*What to work on*. In the material below, the lines containing the word "measurements" are required; copy each of them.

Saved data entries
○ ○ ○ ○
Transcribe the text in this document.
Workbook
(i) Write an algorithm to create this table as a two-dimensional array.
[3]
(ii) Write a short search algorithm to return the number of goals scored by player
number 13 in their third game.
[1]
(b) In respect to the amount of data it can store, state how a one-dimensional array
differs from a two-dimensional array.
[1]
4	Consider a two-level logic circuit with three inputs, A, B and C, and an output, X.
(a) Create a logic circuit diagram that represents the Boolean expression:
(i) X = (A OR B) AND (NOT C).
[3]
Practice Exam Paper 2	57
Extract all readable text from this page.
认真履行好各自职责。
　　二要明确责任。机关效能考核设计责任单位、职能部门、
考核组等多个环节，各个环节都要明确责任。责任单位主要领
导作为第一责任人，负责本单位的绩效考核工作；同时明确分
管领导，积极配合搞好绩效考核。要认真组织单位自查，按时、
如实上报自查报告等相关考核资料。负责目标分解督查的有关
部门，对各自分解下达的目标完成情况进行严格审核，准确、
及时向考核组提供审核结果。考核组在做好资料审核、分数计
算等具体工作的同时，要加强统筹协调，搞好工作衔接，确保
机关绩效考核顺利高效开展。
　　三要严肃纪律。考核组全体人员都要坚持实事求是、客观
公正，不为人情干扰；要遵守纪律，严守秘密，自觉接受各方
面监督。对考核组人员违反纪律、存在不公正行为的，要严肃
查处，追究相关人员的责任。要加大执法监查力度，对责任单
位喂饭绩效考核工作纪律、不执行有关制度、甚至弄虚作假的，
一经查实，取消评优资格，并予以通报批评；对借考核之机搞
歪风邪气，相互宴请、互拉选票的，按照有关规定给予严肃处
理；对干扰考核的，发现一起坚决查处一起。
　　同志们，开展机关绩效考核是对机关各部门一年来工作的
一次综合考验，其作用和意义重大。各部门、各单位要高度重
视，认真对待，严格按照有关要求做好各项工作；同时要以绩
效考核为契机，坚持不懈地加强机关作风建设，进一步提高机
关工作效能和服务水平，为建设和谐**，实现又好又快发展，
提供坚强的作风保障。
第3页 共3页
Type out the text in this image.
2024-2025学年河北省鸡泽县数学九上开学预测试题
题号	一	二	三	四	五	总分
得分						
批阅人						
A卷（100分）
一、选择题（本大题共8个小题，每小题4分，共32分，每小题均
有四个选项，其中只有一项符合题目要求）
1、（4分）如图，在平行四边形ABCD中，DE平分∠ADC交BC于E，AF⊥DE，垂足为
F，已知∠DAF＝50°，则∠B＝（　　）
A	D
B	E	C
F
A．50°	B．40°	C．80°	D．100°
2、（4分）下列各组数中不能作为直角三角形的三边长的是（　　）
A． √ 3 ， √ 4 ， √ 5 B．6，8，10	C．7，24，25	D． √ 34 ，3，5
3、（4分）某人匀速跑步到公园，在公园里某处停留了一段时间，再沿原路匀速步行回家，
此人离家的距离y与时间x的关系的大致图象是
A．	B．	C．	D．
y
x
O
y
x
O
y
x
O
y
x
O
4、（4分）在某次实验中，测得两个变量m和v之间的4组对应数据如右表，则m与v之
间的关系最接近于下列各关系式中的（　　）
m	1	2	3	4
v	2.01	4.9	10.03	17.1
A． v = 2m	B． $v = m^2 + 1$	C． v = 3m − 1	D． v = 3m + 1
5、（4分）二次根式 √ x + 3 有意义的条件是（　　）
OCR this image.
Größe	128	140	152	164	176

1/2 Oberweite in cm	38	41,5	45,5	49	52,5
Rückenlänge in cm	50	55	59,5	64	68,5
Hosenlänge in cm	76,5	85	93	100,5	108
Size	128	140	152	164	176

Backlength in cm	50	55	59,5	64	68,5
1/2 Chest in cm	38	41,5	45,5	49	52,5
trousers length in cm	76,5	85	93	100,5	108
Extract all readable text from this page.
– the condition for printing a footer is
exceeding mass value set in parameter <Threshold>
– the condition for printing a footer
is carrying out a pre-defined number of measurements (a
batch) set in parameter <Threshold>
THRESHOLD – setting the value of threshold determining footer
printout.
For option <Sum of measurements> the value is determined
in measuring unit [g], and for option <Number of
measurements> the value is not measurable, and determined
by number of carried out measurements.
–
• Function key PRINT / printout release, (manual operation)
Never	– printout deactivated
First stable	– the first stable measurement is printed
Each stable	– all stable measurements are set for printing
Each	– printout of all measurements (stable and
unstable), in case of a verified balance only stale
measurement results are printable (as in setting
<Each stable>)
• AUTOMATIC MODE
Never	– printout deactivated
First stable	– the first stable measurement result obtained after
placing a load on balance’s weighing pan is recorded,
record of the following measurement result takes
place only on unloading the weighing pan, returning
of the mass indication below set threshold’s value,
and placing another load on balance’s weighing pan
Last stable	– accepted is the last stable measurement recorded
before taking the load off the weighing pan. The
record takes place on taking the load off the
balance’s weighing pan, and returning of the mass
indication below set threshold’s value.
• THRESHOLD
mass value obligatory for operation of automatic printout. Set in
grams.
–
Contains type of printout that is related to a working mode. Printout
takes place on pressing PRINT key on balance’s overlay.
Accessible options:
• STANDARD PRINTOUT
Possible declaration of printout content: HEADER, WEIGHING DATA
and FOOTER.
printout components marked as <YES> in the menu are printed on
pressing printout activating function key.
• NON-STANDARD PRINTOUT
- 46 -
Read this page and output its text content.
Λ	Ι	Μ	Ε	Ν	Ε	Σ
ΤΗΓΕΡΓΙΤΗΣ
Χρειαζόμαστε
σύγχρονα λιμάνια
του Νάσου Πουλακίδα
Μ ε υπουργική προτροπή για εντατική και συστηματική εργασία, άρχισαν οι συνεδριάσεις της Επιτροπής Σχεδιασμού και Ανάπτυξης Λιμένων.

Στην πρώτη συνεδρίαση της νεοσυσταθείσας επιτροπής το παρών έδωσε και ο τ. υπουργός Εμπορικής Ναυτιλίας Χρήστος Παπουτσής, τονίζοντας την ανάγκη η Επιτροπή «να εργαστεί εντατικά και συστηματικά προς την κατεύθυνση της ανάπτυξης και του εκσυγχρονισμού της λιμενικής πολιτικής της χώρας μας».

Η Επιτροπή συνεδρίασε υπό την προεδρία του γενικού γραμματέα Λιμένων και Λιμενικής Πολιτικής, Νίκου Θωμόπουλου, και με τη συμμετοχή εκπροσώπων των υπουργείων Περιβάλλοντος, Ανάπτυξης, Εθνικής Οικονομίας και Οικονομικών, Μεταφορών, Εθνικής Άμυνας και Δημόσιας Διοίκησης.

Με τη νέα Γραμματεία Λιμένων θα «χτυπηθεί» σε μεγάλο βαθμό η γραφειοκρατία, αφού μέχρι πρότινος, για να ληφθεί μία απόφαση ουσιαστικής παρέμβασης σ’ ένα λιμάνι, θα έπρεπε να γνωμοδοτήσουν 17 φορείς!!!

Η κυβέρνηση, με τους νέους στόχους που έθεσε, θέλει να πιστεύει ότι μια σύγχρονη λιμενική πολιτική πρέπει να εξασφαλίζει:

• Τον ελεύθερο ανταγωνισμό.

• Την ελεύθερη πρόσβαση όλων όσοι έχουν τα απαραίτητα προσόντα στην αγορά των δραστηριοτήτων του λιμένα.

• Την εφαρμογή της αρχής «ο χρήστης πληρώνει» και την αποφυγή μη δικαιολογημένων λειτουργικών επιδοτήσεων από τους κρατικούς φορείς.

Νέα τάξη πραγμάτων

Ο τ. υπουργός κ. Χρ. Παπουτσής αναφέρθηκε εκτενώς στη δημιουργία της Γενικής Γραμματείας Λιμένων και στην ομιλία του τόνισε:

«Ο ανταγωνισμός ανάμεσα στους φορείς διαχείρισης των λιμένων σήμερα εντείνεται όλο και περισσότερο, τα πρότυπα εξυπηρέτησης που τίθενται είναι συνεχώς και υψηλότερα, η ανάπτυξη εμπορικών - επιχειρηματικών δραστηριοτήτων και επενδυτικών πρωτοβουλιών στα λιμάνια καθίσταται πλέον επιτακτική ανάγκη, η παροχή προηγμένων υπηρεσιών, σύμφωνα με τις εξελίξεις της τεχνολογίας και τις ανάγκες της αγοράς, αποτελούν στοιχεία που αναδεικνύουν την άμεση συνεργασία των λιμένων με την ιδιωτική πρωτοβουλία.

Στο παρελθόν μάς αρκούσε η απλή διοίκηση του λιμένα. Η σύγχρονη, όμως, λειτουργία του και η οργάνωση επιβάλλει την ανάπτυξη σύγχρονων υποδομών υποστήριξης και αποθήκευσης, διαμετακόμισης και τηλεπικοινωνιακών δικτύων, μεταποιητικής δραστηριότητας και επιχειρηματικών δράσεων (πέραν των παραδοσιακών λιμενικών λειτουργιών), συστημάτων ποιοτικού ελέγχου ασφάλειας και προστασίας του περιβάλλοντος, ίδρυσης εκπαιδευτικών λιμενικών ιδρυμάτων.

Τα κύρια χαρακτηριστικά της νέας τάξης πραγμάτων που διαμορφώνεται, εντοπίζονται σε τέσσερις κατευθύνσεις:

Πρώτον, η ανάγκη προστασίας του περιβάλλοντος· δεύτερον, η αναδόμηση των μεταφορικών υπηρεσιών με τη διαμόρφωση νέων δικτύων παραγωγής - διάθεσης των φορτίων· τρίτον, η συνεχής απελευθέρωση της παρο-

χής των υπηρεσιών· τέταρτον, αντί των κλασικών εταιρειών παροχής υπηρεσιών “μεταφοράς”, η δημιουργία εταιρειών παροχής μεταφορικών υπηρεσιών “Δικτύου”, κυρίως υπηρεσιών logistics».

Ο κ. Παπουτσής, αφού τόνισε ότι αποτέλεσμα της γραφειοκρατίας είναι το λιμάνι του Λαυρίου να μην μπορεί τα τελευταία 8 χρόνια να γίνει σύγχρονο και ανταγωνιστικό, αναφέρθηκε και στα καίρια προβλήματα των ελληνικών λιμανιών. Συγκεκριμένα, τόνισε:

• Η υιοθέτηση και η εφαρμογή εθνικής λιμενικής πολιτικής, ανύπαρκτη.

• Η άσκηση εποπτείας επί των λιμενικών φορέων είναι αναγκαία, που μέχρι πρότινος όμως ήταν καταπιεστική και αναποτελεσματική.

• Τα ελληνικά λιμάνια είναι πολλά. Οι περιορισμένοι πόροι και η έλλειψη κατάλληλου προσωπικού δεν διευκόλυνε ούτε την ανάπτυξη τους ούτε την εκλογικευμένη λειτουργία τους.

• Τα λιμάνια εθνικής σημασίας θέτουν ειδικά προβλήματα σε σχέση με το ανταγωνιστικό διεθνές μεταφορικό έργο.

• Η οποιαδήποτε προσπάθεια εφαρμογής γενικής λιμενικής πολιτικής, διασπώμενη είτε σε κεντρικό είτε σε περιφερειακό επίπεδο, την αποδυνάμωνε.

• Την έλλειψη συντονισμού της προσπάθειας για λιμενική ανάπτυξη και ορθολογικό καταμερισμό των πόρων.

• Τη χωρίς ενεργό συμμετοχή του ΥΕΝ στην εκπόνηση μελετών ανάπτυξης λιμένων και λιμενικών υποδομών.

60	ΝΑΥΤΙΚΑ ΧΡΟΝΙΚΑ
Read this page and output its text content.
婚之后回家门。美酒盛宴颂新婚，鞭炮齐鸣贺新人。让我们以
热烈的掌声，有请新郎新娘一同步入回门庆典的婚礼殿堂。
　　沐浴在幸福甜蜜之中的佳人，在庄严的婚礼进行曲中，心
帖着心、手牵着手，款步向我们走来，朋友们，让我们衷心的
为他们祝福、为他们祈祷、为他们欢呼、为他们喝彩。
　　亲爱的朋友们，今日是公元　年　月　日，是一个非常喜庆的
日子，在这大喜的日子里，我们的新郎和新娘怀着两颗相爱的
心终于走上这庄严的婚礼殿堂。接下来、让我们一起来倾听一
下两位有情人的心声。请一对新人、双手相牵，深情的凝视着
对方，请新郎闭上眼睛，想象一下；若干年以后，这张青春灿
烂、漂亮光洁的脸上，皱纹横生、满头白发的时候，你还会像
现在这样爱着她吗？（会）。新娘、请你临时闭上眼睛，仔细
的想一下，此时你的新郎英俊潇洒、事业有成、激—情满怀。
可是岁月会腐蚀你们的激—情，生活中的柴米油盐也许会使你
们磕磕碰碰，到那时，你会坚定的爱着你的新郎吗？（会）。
○ ○ ○ ○
*Full output*.
is carrying out a pre-defined number of measurements (a
For option <Sum of measurements> the value is determined
measurements> the value is not measurable, and determined
by number of carried out measurements.
Each stable	– all stable measurements are set for printing
Each	– printout of all measurements (stable and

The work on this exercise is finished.